== DATASET EXCERPTS ==
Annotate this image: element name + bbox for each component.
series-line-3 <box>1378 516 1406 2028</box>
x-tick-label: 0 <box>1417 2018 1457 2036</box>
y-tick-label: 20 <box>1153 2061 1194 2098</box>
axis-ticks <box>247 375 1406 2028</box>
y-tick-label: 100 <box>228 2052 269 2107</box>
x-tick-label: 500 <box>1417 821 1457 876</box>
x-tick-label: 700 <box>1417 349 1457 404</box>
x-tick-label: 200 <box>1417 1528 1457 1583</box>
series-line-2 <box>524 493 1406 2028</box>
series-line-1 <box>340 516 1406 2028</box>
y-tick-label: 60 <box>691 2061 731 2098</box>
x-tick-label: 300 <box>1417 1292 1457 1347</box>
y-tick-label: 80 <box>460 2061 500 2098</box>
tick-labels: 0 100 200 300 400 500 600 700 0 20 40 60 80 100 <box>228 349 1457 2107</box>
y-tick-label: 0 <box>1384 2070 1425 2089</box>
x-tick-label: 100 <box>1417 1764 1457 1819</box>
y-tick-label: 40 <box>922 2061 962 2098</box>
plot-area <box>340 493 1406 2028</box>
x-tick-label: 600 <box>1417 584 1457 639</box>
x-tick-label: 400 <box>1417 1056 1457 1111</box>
===
## TASK STATEMENT
Repeat the material above with "x-tick-label" replaced by "x-axis-label" everywhere it appears. Change nothing else.

## ANSWER TO THIS TASK
Annotate this image: element name + bbox for each component.
series-line-3 <box>1378 516 1406 2028</box>
x-axis-label: 0 <box>1417 2018 1457 2036</box>
y-tick-label: 20 <box>1153 2061 1194 2098</box>
axis-ticks <box>247 375 1406 2028</box>
y-tick-label: 100 <box>228 2052 269 2107</box>
x-axis-label: 500 <box>1417 821 1457 876</box>
x-axis-label: 700 <box>1417 349 1457 404</box>
x-axis-label: 200 <box>1417 1528 1457 1583</box>
series-line-2 <box>524 493 1406 2028</box>
series-line-1 <box>340 516 1406 2028</box>
y-tick-label: 60 <box>691 2061 731 2098</box>
x-axis-label: 300 <box>1417 1292 1457 1347</box>
y-tick-label: 80 <box>460 2061 500 2098</box>
tick-labels: 0 100 200 300 400 500 600 700 0 20 40 60 80 100 <box>228 349 1457 2107</box>
y-tick-label: 0 <box>1384 2070 1425 2089</box>
x-axis-label: 100 <box>1417 1764 1457 1819</box>
y-tick-label: 40 <box>922 2061 962 2098</box>
plot-area <box>340 493 1406 2028</box>
x-axis-label: 600 <box>1417 584 1457 639</box>
x-axis-label: 400 <box>1417 1056 1457 1111</box>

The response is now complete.